◆ **GIVEN REQUEST**:
Would it be possible to write out each entry below exactly, without the pictures?

Entries from a dataset
==================================================
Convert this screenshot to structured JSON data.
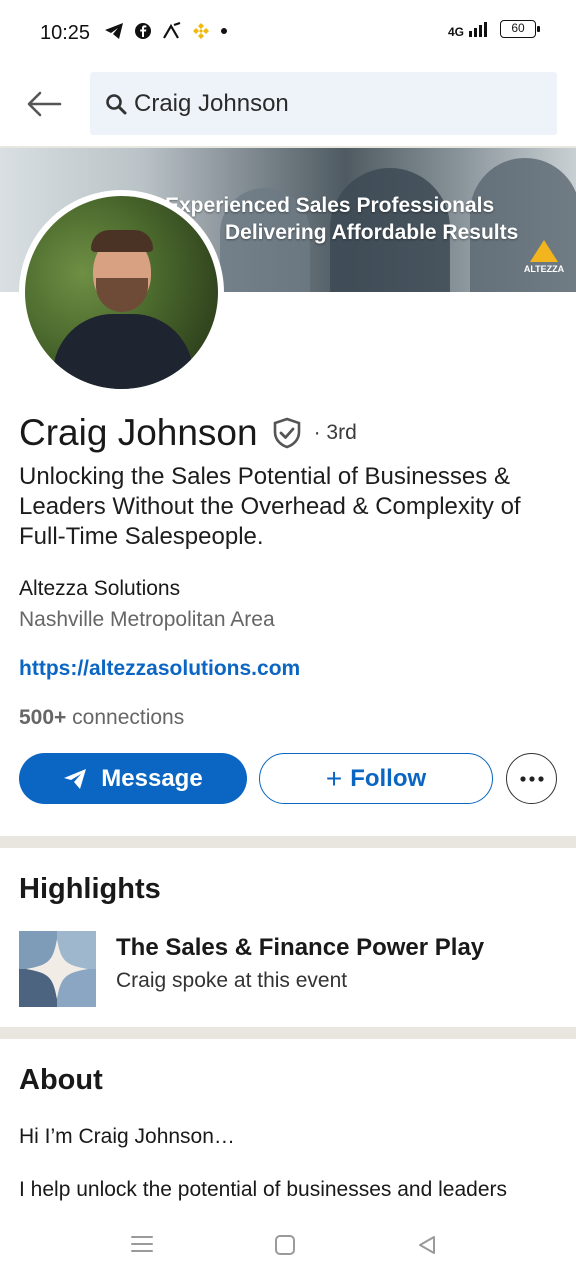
{
  "status_bar": {
    "time": "10:25",
    "network": "4G",
    "battery": "60",
    "notification_icons": [
      "telegram-icon",
      "facebook-icon",
      "antenna-icon",
      "binance-icon",
      "dot-icon"
    ]
  },
  "search": {
    "query": "Craig Johnson"
  },
  "banner": {
    "line1": "Experienced Sales Professionals",
    "line2": "Delivering Affordable Results",
    "logo_text": "ALTEZZA"
  },
  "profile": {
    "name": "Craig Johnson",
    "degree": "· 3rd",
    "headline": "Unlocking the Sales Potential of Businesses & Leaders Without the Overhead & Complexity of Full-Time Salespeople.",
    "company": "Altezza Solutions",
    "location": "Nashville Metropolitan Area",
    "website": "https://altezzasolutions.com",
    "connections_count": "500+",
    "connections_label": "connections"
  },
  "actions": {
    "message_label": "Message",
    "follow_label": "Follow"
  },
  "highlights": {
    "title": "Highlights",
    "item_title": "The Sales & Finance Power Play",
    "item_subtitle": "Craig spoke at this event"
  },
  "about": {
    "title": "About",
    "line1": "Hi I’m Craig Johnson…",
    "line2": "I help unlock the potential of businesses and leaders"
  },
  "colors": {
    "primary": "#0a66c2",
    "search_bg": "#edf3f8",
    "section_gap": "#e9e5df",
    "banner_logo": "#f2b51d"
  }
}
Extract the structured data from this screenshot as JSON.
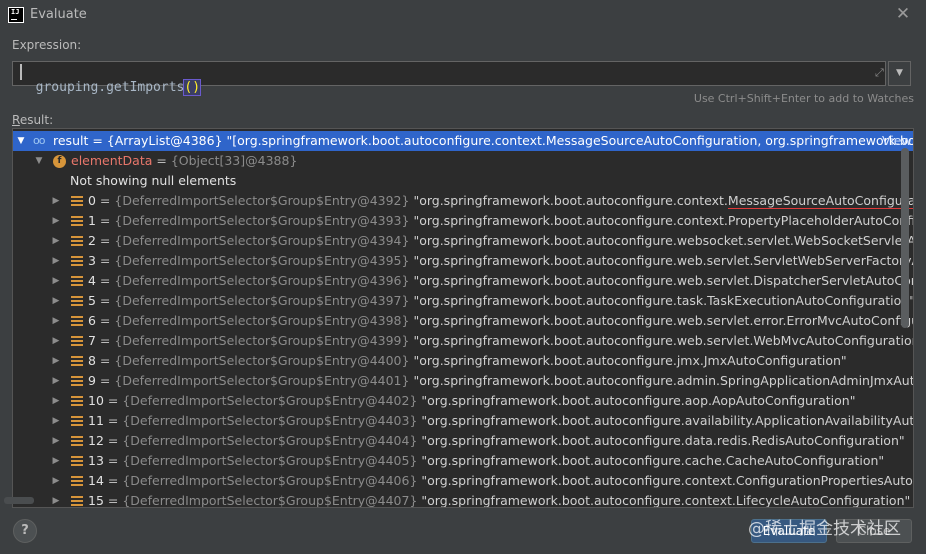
==================================================
◆ **SOLUTION FOR THIS TASK**:
Convert this screenshot to structured JSON data.
{
  "status_bar": {
    "time": "10:25",
    "network": "4G",
    "battery": "60",
    "notification_icons": [
      "telegram-icon",
      "facebook-icon",
      "antenna-icon",
      "binance-icon",
      "dot-icon"
    ]
  },
  "search": {
    "query": "Craig Johnson"
  },
  "banner": {
    "line1": "Experienced Sales Professionals",
    "line2": "Delivering Affordable Results",
    "logo_text": "ALTEZZA"
  },
  "profile": {
    "name": "Craig Johnson",
    "degree": "· 3rd",
    "headline": "Unlocking the Sales Potential of Businesses & Leaders Without the Overhead & Complexity of Full-Time Salespeople.",
    "company": "Altezza Solutions",
    "location": "Nashville Metropolitan Area",
    "website": "https://altezzasolutions.com",
    "connections_count": "500+",
    "connections_label": "connections"
  },
  "actions": {
    "message_label": "Message",
    "follow_label": "Follow"
  },
  "highlights": {
    "title": "Highlights",
    "item_title": "The Sales & Finance Power Play",
    "item_subtitle": "Craig spoke at this event"
  },
  "about": {
    "title": "About",
    "line1": "Hi I’m Craig Johnson…",
    "line2": "I help unlock the potential of businesses and leaders"
  },
  "colors": {
    "primary": "#0a66c2",
    "search_bg": "#edf3f8",
    "section_gap": "#e9e5df",
    "banner_logo": "#f2b51d"
  }
}
Extract the structured data from this screenshot as JSON.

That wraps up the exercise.